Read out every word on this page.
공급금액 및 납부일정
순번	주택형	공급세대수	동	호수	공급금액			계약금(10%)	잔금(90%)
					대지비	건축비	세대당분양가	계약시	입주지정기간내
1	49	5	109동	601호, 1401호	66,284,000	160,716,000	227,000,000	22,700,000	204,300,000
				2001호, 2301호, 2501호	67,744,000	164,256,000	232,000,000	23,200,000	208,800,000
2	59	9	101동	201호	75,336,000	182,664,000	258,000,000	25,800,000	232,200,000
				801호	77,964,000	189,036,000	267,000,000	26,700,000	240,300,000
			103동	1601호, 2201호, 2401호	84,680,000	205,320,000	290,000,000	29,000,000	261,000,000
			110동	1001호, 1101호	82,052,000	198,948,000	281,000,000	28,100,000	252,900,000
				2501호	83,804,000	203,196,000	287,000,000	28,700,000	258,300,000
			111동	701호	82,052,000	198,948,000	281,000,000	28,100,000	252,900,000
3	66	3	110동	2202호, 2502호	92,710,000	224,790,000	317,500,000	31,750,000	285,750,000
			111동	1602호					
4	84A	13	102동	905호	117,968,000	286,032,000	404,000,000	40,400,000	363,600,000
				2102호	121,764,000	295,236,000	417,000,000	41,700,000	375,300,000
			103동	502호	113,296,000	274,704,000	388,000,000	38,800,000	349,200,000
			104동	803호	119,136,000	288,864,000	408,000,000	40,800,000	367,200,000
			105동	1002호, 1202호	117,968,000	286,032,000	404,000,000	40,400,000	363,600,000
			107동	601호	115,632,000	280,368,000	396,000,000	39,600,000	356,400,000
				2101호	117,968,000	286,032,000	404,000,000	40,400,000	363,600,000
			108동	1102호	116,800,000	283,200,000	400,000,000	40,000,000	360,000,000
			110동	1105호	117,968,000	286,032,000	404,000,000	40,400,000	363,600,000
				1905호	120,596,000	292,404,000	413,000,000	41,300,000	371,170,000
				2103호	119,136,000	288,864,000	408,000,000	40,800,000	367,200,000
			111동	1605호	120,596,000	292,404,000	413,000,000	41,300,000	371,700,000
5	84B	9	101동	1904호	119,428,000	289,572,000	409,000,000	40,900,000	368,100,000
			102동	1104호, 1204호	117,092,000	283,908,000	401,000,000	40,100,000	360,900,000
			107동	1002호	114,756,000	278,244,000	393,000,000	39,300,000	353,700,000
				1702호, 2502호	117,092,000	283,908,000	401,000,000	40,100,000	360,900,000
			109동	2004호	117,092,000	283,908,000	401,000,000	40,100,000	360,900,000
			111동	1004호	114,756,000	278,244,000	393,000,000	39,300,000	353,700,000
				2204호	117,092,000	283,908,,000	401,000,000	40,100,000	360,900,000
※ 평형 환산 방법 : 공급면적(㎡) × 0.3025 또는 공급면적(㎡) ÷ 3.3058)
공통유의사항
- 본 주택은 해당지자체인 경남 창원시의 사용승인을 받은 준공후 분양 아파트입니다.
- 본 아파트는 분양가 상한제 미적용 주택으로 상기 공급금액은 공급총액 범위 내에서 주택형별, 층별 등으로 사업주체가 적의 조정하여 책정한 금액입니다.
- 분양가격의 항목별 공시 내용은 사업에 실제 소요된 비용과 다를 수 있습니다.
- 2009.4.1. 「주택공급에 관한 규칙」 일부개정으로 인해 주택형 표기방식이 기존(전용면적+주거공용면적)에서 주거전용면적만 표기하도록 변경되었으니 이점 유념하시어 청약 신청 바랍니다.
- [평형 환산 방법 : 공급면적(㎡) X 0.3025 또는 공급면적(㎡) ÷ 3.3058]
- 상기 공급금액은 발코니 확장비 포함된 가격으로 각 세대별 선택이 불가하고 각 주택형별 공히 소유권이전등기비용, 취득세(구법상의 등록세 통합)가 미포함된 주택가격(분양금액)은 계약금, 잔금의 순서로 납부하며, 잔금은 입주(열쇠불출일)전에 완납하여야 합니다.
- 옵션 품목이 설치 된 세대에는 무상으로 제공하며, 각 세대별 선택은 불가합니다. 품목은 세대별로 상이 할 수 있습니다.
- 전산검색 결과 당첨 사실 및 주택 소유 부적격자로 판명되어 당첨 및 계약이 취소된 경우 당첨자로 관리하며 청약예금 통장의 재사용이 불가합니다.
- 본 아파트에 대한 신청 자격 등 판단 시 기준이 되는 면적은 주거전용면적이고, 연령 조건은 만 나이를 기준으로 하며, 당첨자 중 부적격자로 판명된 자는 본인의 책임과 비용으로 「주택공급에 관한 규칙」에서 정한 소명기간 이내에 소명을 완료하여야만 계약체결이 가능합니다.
════════
INSTRUCTIONS FOR THE TASK | Restate every line of the data word for word.

RESULT FOR THIS TASK |
Read out every word on this page.
공급금액 및 납부일정
순번	주택형	공급세대수	동	호수	공급금액			계약금(10%)	잔금(90%)
					대지비	건축비	세대당분양가	계약시	입주지정기간내
1	49	5	109동	601호, 1401호	66,284,000	160,716,000	227,000,000	22,700,000	204,300,000
				2001호, 2301호, 2501호	67,744,000	164,256,000	232,000,000	23,200,000	208,800,000
2	59	9	101동	201호	75,336,000	182,664,000	258,000,000	25,800,000	232,200,000
				801호	77,964,000	189,036,000	267,000,000	26,700,000	240,300,000
			103동	1601호, 2201호, 2401호	84,680,000	205,320,000	290,000,000	29,000,000	261,000,000
			110동	1001호, 1101호	82,052,000	198,948,000	281,000,000	28,100,000	252,900,000
				2501호	83,804,000	203,196,000	287,000,000	28,700,000	258,300,000
			111동	701호	82,052,000	198,948,000	281,000,000	28,100,000	252,900,000
3	66	3	110동	2202호, 2502호	92,710,000	224,790,000	317,500,000	31,750,000	285,750,000
			111동	1602호					
4	84A	13	102동	905호	117,968,000	286,032,000	404,000,000	40,400,000	363,600,000
				2102호	121,764,000	295,236,000	417,000,000	41,700,000	375,300,000
			103동	502호	113,296,000	274,704,000	388,000,000	38,800,000	349,200,000
			104동	803호	119,136,000	288,864,000	408,000,000	40,800,000	367,200,000
			105동	1002호, 1202호	117,968,000	286,032,000	404,000,000	40,400,000	363,600,000
			107동	601호	115,632,000	280,368,000	396,000,000	39,600,000	356,400,000
				2101호	117,968,000	286,032,000	404,000,000	40,400,000	363,600,000
			108동	1102호	116,800,000	283,200,000	400,000,000	40,000,000	360,000,000
			110동	1105호	117,968,000	286,032,000	404,000,000	40,400,000	363,600,000
				1905호	120,596,000	292,404,000	413,000,000	41,300,000	371,170,000
				2103호	119,136,000	288,864,000	408,000,000	40,800,000	367,200,000
			111동	1605호	120,596,000	292,404,000	413,000,000	41,300,000	371,700,000
5	84B	9	101동	1904호	119,428,000	289,572,000	409,000,000	40,900,000	368,100,000
			102동	1104호, 1204호	117,092,000	283,908,000	401,000,000	40,100,000	360,900,000
			107동	1002호	114,756,000	278,244,000	393,000,000	39,300,000	353,700,000
				1702호, 2502호	117,092,000	283,908,000	401,000,000	40,100,000	360,900,000
			109동	2004호	117,092,000	283,908,000	401,000,000	40,100,000	360,900,000
			111동	1004호	114,756,000	278,244,000	393,000,000	39,300,000	353,700,000
				2204호	117,092,000	283,908,,000	401,000,000	40,100,000	360,900,000
※ 평형 환산 방법 : 공급면적(㎡) × 0.3025 또는 공급면적(㎡) ÷ 3.3058)
공통유의사항
- 본 주택은 해당지자체인 경남 창원시의 사용승인을 받은 준공후 분양 아파트입니다.
- 본 아파트는 분양가 상한제 미적용 주택으로 상기 공급금액은 공급총액 범위 내에서 주택형별, 층별 등으로 사업주체가 적의 조정하여 책정한 금액입니다.
- 분양가격의 항목별 공시 내용은 사업에 실제 소요된 비용과 다를 수 있습니다.
- 2009.4.1. 「주택공급에 관한 규칙」 일부개정으로 인해 주택형 표기방식이 기존(전용면적+주거공용면적)에서 주거전용면적만 표기하도록 변경되었으니 이점 유념하시어 청약 신청 바랍니다.
- [평형 환산 방법 : 공급면적(㎡) X 0.3025 또는 공급면적(㎡) ÷ 3.3058]
- 상기 공급금액은 발코니 확장비 포함된 가격으로 각 세대별 선택이 불가하고 각 주택형별 공히 소유권이전등기비용, 취득세(구법상의 등록세 통합)가 미포함된 주택가격(분양금액)은 계약금, 잔금의 순서로 납부하며, 잔금은 입주(열쇠불출일)전에 완납하여야 합니다.
- 옵션 품목이 설치 된 세대에는 무상으로 제공하며, 각 세대별 선택은 불가합니다. 품목은 세대별로 상이 할 수 있습니다.
- 전산검색 결과 당첨 사실 및 주택 소유 부적격자로 판명되어 당첨 및 계약이 취소된 경우 당첨자로 관리하며 청약예금 통장의 재사용이 불가합니다.
- 본 아파트에 대한 신청 자격 등 판단 시 기준이 되는 면적은 주거전용면적이고, 연령 조건은 만 나이를 기준으로 하며, 당첨자 중 부적격자로 판명된 자는 본인의 책임과 비용으로 「주택공급에 관한 규칙」에서 정한 소명기간 이내에 소명을 완료하여야만 계약체결이 가능합니다.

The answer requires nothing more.